▸ **To do**
Can you reproduce the data beneath, keeping every line exact?

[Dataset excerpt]
━━━━━━━━━━

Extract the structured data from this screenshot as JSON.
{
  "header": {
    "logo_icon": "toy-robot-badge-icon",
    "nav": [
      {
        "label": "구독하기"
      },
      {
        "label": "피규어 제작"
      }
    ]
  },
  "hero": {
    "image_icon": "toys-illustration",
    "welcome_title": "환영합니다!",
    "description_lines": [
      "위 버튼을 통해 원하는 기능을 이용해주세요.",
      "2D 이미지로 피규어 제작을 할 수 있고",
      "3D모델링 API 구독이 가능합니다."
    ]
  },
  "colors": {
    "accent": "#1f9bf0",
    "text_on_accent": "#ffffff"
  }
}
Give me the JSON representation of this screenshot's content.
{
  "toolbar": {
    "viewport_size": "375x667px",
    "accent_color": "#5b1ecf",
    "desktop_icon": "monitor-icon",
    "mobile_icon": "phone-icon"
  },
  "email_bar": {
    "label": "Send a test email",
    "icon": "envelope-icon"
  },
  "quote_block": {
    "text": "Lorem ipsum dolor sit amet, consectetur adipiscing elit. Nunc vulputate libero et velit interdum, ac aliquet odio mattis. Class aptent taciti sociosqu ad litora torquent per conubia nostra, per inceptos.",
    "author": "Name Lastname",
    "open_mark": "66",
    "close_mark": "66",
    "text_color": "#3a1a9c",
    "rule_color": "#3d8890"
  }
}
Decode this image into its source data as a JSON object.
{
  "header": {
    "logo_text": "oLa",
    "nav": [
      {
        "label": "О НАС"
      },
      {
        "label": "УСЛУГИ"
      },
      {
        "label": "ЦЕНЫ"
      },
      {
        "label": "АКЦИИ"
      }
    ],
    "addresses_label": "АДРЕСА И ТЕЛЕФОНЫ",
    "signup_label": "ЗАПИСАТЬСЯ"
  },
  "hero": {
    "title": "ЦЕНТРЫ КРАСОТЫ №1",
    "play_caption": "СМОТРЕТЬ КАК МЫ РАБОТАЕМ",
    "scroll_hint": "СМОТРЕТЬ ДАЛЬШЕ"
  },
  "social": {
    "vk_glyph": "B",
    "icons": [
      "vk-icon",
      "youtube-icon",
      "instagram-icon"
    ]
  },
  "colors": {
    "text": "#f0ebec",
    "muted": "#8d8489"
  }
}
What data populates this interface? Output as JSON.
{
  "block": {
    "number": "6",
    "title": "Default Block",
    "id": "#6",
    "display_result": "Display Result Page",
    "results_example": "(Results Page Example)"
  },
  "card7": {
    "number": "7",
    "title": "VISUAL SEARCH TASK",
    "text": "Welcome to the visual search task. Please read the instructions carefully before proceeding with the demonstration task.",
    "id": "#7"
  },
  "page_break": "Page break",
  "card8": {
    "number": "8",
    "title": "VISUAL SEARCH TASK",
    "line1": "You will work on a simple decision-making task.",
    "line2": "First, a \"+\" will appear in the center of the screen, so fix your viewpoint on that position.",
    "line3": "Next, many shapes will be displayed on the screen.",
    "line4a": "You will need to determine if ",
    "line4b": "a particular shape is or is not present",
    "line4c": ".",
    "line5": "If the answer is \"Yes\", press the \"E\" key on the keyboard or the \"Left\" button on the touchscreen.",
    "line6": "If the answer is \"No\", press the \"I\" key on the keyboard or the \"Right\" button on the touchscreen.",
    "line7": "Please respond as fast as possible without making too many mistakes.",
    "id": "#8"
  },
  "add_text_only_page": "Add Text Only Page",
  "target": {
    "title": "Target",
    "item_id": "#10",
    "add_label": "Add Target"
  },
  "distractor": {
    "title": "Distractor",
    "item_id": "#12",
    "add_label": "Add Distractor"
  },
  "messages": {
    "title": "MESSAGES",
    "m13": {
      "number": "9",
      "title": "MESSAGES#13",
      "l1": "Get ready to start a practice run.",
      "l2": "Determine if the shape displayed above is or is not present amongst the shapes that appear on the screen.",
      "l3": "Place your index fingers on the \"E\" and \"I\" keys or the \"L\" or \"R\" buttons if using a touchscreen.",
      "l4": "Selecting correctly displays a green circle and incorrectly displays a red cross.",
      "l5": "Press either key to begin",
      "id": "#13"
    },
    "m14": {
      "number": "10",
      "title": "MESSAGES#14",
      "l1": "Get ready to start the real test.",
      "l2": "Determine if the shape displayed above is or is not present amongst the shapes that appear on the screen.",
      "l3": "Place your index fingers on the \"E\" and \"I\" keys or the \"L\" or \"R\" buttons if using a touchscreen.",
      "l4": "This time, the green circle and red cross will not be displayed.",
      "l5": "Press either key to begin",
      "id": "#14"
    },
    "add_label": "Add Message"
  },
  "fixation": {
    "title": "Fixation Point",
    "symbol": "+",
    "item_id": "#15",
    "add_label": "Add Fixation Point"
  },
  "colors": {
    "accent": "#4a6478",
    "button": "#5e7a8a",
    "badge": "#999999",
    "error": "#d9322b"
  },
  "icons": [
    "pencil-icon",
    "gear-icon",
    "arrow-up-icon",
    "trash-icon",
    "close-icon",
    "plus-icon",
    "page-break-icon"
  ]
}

━━━━━━━━━━

▸ **Task answer**
Extract the structured data from this screenshot as JSON.
{
  "header": {
    "logo_icon": "toy-robot-badge-icon",
    "nav": [
      {
        "label": "구독하기"
      },
      {
        "label": "피규어 제작"
      }
    ]
  },
  "hero": {
    "image_icon": "toys-illustration",
    "welcome_title": "환영합니다!",
    "description_lines": [
      "위 버튼을 통해 원하는 기능을 이용해주세요.",
      "2D 이미지로 피규어 제작을 할 수 있고",
      "3D모델링 API 구독이 가능합니다."
    ]
  },
  "colors": {
    "accent": "#1f9bf0",
    "text_on_accent": "#ffffff"
  }
}
Give me the JSON representation of this screenshot's content.
{
  "toolbar": {
    "viewport_size": "375x667px",
    "accent_color": "#5b1ecf",
    "desktop_icon": "monitor-icon",
    "mobile_icon": "phone-icon"
  },
  "email_bar": {
    "label": "Send a test email",
    "icon": "envelope-icon"
  },
  "quote_block": {
    "text": "Lorem ipsum dolor sit amet, consectetur adipiscing elit. Nunc vulputate libero et velit interdum, ac aliquet odio mattis. Class aptent taciti sociosqu ad litora torquent per conubia nostra, per inceptos.",
    "author": "Name Lastname",
    "open_mark": "66",
    "close_mark": "66",
    "text_color": "#3a1a9c",
    "rule_color": "#3d8890"
  }
}
Decode this image into its source data as a JSON object.
{
  "header": {
    "logo_text": "oLa",
    "nav": [
      {
        "label": "О НАС"
      },
      {
        "label": "УСЛУГИ"
      },
      {
        "label": "ЦЕНЫ"
      },
      {
        "label": "АКЦИИ"
      }
    ],
    "addresses_label": "АДРЕСА И ТЕЛЕФОНЫ",
    "signup_label": "ЗАПИСАТЬСЯ"
  },
  "hero": {
    "title": "ЦЕНТРЫ КРАСОТЫ №1",
    "play_caption": "СМОТРЕТЬ КАК МЫ РАБОТАЕМ",
    "scroll_hint": "СМОТРЕТЬ ДАЛЬШЕ"
  },
  "social": {
    "vk_glyph": "B",
    "icons": [
      "vk-icon",
      "youtube-icon",
      "instagram-icon"
    ]
  },
  "colors": {
    "text": "#f0ebec",
    "muted": "#8d8489"
  }
}
What data populates this interface? Output as JSON.
{
  "block": {
    "number": "6",
    "title": "Default Block",
    "id": "#6",
    "display_result": "Display Result Page",
    "results_example": "(Results Page Example)"
  },
  "card7": {
    "number": "7",
    "title": "VISUAL SEARCH TASK",
    "text": "Welcome to the visual search task. Please read the instructions carefully before proceeding with the demonstration task.",
    "id": "#7"
  },
  "page_break": "Page break",
  "card8": {
    "number": "8",
    "title": "VISUAL SEARCH TASK",
    "line1": "You will work on a simple decision-making task.",
    "line2": "First, a \"+\" will appear in the center of the screen, so fix your viewpoint on that position.",
    "line3": "Next, many shapes will be displayed on the screen.",
    "line4a": "You will need to determine if ",
    "line4b": "a particular shape is or is not present",
    "line4c": ".",
    "line5": "If the answer is \"Yes\", press the \"E\" key on the keyboard or the \"Left\" button on the touchscreen.",
    "line6": "If the answer is \"No\", press the \"I\" key on the keyboard or the \"Right\" button on the touchscreen.",
    "line7": "Please respond as fast as possible without making too many mistakes.",
    "id": "#8"
  },
  "add_text_only_page": "Add Text Only Page",
  "target": {
    "title": "Target",
    "item_id": "#10",
    "add_label": "Add Target"
  },
  "distractor": {
    "title": "Distractor",
    "item_id": "#12",
    "add_label": "Add Distractor"
  },
  "messages": {
    "title": "MESSAGES",
    "m13": {
      "number": "9",
      "title": "MESSAGES#13",
      "l1": "Get ready to start a practice run.",
      "l2": "Determine if the shape displayed above is or is not present amongst the shapes that appear on the screen.",
      "l3": "Place your index fingers on the \"E\" and \"I\" keys or the \"L\" or \"R\" buttons if using a touchscreen.",
      "l4": "Selecting correctly displays a green circle and incorrectly displays a red cross.",
      "l5": "Press either key to begin",
      "id": "#13"
    },
    "m14": {
      "number": "10",
      "title": "MESSAGES#14",
      "l1": "Get ready to start the real test.",
      "l2": "Determine if the shape displayed above is or is not present amongst the shapes that appear on the screen.",
      "l3": "Place your index fingers on the \"E\" and \"I\" keys or the \"L\" or \"R\" buttons if using a touchscreen.",
      "l4": "This time, the green circle and red cross will not be displayed.",
      "l5": "Press either key to begin",
      "id": "#14"
    },
    "add_label": "Add Message"
  },
  "fixation": {
    "title": "Fixation Point",
    "symbol": "+",
    "item_id": "#15",
    "add_label": "Add Fixation Point"
  },
  "colors": {
    "accent": "#4a6478",
    "button": "#5e7a8a",
    "badge": "#999999",
    "error": "#d9322b"
  },
  "icons": [
    "pencil-icon",
    "gear-icon",
    "arrow-up-icon",
    "trash-icon",
    "close-icon",
    "plus-icon",
    "page-break-icon"
  ]
}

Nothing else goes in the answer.